Task requirements: Report the count of lines below that include "jednego", without any other text.

Data entries:
● ● ● ●
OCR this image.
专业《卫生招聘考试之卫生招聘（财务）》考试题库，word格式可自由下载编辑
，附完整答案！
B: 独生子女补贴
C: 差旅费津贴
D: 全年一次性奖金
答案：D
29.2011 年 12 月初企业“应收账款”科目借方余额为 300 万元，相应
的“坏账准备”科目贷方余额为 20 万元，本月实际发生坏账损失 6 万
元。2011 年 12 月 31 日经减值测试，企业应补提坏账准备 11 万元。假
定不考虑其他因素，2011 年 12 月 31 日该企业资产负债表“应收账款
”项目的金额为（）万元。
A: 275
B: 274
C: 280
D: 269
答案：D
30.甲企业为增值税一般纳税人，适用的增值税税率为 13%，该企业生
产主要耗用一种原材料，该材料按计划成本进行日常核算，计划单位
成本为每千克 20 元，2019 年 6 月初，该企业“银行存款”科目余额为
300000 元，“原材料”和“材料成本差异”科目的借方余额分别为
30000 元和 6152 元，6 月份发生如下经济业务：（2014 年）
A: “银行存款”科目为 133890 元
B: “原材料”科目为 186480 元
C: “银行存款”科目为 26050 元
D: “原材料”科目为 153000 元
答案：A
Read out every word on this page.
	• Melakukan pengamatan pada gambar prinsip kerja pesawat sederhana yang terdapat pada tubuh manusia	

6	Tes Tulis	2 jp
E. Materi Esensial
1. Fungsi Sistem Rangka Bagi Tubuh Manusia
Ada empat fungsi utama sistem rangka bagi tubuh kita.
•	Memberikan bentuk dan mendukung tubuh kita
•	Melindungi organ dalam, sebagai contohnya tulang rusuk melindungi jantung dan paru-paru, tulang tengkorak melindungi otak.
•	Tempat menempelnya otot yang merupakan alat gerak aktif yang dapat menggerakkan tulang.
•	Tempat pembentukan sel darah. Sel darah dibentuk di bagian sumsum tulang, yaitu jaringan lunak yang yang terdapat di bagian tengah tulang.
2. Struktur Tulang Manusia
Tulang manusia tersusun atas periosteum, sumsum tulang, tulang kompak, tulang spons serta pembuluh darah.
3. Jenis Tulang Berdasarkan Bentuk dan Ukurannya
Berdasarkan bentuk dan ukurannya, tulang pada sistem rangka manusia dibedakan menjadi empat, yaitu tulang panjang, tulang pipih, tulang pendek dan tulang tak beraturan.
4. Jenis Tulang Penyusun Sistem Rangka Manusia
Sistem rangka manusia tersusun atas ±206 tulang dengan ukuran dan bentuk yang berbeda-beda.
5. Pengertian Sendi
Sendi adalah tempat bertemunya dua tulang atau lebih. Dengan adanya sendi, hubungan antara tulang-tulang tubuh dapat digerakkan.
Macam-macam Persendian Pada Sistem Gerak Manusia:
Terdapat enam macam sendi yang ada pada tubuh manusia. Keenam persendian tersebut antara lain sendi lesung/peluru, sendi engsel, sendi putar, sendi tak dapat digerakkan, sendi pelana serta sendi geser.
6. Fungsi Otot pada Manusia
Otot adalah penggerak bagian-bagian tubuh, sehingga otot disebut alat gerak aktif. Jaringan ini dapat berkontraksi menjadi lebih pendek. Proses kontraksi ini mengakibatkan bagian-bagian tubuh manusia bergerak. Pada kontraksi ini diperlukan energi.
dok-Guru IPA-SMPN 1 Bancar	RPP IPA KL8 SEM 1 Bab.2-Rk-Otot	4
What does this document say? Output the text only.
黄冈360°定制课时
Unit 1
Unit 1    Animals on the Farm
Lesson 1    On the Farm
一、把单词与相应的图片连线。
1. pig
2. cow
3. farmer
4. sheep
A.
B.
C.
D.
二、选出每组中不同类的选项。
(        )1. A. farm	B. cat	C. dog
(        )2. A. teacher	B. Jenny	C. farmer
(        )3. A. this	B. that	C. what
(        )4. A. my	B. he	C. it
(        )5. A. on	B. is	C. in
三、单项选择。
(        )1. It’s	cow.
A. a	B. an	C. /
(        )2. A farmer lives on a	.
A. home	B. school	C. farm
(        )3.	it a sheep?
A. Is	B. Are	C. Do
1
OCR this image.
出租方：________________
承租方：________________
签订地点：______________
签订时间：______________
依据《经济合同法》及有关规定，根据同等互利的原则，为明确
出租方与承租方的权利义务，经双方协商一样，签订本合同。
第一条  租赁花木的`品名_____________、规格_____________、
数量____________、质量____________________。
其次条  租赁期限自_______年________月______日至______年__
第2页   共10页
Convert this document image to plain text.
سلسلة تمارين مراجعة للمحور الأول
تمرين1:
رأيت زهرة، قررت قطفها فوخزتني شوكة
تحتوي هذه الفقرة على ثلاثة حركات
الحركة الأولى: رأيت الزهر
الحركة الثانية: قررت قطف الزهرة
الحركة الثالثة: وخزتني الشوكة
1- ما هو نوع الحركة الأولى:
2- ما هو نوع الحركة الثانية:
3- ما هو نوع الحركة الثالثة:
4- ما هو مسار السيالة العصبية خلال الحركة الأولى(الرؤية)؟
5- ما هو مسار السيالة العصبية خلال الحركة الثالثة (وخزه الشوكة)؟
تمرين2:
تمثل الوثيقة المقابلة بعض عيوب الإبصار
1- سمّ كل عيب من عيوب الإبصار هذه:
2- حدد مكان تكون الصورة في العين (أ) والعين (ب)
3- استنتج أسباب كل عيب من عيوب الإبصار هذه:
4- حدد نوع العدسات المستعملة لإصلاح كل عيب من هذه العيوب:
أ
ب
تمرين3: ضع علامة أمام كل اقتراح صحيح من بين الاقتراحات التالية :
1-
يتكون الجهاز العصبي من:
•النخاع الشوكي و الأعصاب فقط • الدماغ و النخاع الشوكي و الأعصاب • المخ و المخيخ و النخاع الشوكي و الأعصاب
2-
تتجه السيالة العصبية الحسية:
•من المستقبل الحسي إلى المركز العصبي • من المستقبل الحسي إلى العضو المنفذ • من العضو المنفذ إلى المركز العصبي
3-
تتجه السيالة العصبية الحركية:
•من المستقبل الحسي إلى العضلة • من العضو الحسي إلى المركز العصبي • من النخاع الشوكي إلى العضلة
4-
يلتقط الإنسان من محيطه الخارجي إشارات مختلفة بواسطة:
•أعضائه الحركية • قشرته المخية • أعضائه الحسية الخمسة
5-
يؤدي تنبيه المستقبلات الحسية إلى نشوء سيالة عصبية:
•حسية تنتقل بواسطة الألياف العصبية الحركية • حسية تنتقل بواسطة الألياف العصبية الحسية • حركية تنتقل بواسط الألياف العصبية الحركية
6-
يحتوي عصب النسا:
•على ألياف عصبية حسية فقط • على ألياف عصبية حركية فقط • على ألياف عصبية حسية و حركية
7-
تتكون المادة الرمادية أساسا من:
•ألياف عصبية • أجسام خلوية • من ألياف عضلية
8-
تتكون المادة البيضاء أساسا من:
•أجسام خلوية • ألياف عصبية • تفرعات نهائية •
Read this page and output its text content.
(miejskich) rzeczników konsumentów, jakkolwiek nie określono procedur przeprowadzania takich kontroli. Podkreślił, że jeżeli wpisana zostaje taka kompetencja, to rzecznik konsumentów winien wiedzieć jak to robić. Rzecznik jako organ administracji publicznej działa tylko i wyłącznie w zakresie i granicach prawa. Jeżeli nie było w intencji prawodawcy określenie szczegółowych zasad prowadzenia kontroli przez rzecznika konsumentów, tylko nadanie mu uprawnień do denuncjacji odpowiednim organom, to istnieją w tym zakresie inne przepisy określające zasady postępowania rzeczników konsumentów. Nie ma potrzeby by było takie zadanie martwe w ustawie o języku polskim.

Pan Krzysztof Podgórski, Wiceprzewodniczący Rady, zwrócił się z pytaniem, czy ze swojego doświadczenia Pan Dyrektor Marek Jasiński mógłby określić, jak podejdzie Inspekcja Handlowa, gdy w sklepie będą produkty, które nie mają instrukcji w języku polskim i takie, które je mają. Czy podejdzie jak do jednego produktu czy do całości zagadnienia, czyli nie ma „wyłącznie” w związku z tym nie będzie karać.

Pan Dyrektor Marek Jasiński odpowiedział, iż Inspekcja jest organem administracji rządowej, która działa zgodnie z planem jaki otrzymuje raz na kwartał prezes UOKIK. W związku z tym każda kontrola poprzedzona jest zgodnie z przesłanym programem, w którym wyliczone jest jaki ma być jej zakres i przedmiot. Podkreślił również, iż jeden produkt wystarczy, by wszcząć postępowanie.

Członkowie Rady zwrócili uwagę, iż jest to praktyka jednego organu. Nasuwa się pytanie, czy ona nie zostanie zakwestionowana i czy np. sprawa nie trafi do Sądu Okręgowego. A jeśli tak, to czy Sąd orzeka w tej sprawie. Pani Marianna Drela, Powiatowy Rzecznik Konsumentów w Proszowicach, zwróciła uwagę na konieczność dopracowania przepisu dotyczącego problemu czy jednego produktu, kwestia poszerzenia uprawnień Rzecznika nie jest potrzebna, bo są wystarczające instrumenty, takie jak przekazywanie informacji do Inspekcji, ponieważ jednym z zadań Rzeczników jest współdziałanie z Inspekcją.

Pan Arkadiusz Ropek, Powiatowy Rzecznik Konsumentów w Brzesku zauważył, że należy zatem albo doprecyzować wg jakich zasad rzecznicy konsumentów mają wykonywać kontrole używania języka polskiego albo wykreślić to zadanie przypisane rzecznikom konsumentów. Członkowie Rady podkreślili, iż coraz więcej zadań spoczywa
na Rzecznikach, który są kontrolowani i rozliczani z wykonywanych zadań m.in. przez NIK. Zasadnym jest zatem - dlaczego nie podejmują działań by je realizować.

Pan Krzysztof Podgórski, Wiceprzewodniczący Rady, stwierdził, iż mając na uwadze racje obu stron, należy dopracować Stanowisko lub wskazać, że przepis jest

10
● ● ● ●
In response: 2